PROBLEM TO WORK ON: Copy out all lines that hold "image".

-- Start PROVIDED ENTRIES --

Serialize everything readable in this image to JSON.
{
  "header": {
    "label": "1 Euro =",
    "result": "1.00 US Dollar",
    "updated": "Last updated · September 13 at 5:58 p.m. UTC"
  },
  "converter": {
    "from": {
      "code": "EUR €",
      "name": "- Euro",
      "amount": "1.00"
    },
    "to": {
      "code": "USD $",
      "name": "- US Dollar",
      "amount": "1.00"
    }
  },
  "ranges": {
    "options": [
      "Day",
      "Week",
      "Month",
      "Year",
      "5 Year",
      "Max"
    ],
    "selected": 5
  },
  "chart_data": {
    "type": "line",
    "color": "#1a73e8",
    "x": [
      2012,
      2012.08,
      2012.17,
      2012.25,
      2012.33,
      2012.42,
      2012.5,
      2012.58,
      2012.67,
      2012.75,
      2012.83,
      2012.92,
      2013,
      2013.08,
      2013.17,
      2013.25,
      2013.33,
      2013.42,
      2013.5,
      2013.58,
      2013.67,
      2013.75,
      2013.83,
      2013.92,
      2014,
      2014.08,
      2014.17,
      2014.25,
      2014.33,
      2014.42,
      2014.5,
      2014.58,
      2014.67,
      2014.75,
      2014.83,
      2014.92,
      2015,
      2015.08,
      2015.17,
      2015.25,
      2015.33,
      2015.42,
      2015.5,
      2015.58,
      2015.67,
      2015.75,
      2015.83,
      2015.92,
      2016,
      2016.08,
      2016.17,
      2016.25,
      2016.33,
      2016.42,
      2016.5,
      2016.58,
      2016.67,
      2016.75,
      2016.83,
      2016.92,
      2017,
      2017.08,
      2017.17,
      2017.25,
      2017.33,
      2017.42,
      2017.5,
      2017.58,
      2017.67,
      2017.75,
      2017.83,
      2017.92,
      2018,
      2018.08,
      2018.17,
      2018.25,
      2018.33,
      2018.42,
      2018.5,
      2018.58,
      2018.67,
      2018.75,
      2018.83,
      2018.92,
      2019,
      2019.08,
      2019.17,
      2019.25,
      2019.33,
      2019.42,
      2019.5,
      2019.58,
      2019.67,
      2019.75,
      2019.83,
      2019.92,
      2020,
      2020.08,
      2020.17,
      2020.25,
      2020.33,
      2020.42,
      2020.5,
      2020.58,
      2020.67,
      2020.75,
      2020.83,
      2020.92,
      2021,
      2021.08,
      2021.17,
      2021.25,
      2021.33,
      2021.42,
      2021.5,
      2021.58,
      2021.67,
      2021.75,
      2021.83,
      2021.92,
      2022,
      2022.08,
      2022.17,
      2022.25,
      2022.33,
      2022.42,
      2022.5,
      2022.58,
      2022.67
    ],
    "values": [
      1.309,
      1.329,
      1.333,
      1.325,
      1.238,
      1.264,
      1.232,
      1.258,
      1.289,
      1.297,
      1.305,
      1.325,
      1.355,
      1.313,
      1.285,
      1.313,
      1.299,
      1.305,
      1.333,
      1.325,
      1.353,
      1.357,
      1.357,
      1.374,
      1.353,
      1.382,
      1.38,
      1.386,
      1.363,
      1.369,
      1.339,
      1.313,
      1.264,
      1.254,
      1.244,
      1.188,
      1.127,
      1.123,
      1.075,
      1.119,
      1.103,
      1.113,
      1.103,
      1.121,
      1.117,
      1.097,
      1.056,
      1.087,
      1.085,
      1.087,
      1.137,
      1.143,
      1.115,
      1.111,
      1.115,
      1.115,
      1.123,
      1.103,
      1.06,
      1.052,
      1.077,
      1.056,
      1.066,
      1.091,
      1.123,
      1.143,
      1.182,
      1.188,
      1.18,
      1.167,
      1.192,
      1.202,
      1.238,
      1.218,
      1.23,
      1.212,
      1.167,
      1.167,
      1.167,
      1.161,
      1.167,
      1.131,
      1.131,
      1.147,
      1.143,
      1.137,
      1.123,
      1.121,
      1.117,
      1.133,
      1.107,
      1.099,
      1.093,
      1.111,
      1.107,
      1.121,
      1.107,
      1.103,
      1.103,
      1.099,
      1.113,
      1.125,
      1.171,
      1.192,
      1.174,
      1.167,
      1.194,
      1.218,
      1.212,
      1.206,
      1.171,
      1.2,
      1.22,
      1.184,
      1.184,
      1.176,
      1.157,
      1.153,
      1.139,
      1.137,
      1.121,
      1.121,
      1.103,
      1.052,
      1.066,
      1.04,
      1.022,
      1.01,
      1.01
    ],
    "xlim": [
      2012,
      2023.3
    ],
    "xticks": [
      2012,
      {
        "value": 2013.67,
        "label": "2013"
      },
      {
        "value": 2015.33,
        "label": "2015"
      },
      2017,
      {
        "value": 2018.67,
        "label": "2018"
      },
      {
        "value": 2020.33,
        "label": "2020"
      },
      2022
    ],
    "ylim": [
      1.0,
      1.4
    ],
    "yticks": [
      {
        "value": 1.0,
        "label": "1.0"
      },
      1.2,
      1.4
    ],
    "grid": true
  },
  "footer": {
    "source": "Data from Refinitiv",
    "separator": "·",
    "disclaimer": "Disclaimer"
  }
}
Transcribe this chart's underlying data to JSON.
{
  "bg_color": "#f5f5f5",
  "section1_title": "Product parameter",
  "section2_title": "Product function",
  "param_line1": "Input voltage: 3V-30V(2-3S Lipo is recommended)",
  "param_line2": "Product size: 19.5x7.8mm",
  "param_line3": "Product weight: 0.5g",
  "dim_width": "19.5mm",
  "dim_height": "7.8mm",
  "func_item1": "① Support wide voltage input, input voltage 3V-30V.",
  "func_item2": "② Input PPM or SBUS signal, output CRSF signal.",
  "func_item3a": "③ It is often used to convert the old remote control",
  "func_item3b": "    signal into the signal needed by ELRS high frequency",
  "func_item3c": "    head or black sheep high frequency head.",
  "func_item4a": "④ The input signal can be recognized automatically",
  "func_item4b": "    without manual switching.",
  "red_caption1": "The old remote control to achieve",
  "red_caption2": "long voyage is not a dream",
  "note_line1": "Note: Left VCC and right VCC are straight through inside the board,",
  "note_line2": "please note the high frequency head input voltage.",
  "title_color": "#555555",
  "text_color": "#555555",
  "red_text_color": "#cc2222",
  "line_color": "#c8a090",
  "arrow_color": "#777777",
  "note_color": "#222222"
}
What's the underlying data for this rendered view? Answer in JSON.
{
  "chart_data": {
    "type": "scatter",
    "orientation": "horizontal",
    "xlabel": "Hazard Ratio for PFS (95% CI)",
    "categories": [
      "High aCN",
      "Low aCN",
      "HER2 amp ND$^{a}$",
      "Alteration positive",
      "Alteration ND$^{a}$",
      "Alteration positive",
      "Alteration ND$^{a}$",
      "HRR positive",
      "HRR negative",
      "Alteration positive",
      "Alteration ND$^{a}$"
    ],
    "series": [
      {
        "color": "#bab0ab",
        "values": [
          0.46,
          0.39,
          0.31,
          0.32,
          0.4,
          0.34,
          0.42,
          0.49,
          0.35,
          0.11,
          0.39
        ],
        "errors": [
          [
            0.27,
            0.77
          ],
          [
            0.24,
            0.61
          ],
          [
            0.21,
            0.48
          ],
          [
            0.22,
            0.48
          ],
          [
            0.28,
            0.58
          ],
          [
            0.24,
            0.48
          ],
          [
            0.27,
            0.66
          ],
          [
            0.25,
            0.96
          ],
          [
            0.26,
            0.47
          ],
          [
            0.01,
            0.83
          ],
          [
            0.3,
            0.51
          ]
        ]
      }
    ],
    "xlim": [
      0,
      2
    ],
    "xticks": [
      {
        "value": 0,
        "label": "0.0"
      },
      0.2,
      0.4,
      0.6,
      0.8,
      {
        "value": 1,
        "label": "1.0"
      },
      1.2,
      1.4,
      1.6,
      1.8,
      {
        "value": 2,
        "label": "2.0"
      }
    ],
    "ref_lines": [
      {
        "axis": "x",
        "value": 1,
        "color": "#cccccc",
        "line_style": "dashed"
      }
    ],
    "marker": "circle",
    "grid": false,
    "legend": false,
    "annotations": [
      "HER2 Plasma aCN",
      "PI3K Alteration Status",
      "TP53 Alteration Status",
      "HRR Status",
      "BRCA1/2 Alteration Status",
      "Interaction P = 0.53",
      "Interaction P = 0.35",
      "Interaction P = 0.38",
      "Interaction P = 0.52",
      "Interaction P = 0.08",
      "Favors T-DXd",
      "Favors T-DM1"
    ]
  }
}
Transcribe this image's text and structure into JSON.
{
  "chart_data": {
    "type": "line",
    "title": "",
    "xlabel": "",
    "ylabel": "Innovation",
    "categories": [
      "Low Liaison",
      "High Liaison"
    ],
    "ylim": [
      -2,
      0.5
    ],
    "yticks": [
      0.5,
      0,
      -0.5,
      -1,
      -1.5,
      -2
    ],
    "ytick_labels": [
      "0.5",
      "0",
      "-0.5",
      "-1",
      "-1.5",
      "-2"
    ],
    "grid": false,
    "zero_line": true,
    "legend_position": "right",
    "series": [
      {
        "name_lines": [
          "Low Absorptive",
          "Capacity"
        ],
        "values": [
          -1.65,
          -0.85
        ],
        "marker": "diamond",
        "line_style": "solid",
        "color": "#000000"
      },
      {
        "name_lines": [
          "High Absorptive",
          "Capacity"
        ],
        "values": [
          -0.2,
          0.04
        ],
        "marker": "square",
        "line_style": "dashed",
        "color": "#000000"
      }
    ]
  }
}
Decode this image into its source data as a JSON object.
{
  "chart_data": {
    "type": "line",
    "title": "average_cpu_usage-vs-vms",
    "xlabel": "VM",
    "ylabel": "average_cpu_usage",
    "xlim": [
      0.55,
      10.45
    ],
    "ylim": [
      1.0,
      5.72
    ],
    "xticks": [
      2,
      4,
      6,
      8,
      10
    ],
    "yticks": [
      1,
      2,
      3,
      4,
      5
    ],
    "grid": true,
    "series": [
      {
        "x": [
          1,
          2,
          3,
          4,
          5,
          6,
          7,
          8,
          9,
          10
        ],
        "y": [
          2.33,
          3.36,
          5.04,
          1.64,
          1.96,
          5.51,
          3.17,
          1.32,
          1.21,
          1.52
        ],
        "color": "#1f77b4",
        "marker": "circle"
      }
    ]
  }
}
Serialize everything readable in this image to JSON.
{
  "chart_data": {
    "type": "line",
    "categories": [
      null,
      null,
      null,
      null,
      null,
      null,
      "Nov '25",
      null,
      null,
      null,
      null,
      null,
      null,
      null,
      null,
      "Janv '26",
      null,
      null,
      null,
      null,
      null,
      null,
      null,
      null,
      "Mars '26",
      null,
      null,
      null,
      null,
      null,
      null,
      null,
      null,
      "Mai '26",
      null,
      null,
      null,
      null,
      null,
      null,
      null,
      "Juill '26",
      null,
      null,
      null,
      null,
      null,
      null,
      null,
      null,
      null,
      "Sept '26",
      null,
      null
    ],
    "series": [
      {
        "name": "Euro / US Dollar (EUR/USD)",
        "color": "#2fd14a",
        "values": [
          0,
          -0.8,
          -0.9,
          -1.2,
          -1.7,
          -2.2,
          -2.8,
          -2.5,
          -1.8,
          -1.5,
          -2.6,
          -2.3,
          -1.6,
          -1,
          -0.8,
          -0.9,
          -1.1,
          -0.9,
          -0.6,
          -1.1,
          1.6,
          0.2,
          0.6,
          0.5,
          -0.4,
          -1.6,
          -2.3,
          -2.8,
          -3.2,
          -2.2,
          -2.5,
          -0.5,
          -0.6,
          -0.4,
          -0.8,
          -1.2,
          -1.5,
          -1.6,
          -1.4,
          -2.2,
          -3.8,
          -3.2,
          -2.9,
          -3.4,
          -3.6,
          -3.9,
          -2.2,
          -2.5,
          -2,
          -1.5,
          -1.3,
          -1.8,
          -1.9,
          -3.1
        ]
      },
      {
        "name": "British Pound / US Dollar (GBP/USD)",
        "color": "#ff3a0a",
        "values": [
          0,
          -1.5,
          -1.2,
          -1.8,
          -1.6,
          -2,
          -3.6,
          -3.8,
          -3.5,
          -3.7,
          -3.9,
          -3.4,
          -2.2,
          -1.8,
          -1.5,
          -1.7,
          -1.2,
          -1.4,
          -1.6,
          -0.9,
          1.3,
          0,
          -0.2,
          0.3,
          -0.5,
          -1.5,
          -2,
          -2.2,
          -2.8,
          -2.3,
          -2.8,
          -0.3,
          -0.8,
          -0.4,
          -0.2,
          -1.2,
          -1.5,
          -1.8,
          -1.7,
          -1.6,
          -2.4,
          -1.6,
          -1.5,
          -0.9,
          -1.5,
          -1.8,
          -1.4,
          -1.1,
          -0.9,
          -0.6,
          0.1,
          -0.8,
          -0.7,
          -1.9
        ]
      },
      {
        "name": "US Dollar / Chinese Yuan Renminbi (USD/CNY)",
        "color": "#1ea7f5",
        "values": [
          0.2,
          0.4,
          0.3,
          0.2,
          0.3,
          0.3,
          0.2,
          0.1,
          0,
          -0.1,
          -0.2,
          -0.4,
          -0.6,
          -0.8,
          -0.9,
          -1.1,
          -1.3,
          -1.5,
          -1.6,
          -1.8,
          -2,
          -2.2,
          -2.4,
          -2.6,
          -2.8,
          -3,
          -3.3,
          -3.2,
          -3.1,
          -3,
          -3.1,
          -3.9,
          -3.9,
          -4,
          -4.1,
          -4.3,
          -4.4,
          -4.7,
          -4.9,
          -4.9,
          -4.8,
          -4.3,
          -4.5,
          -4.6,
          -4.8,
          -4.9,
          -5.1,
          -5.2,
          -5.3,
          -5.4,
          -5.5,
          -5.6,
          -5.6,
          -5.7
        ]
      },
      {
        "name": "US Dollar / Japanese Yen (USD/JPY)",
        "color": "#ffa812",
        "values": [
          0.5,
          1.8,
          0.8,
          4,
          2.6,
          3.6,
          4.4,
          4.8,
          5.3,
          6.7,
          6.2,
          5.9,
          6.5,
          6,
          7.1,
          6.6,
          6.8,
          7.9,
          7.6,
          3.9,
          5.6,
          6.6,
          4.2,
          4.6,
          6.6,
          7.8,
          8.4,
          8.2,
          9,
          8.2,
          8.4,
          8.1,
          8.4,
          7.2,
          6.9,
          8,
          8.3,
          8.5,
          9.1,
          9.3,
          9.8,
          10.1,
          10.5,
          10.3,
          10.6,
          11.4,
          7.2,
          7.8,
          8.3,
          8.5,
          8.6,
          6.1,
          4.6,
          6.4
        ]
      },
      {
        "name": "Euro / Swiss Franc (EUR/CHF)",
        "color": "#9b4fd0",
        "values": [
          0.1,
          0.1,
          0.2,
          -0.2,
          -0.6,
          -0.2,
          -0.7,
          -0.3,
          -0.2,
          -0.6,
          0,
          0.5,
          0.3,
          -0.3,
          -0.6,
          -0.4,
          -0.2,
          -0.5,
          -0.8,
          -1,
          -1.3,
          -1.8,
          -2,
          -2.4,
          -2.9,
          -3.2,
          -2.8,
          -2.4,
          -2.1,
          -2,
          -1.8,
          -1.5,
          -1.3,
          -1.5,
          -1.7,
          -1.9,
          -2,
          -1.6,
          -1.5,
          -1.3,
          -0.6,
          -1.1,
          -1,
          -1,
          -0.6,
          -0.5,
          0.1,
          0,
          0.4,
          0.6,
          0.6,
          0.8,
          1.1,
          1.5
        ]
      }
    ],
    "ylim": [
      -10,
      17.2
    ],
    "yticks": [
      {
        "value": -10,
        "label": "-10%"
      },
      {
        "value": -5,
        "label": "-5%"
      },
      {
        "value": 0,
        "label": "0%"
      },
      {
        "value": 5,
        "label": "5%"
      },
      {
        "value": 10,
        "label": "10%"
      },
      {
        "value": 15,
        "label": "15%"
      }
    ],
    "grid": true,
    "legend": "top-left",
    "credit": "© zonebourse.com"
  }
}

-- End PROVIDED ENTRIES --

TASK RESPONSE:
Serialize everything readable in this image to JSON.
Transcribe this image's text and structure into JSON.
Decode this image into its source data as a JSON object.
Serialize everything readable in this image to JSON.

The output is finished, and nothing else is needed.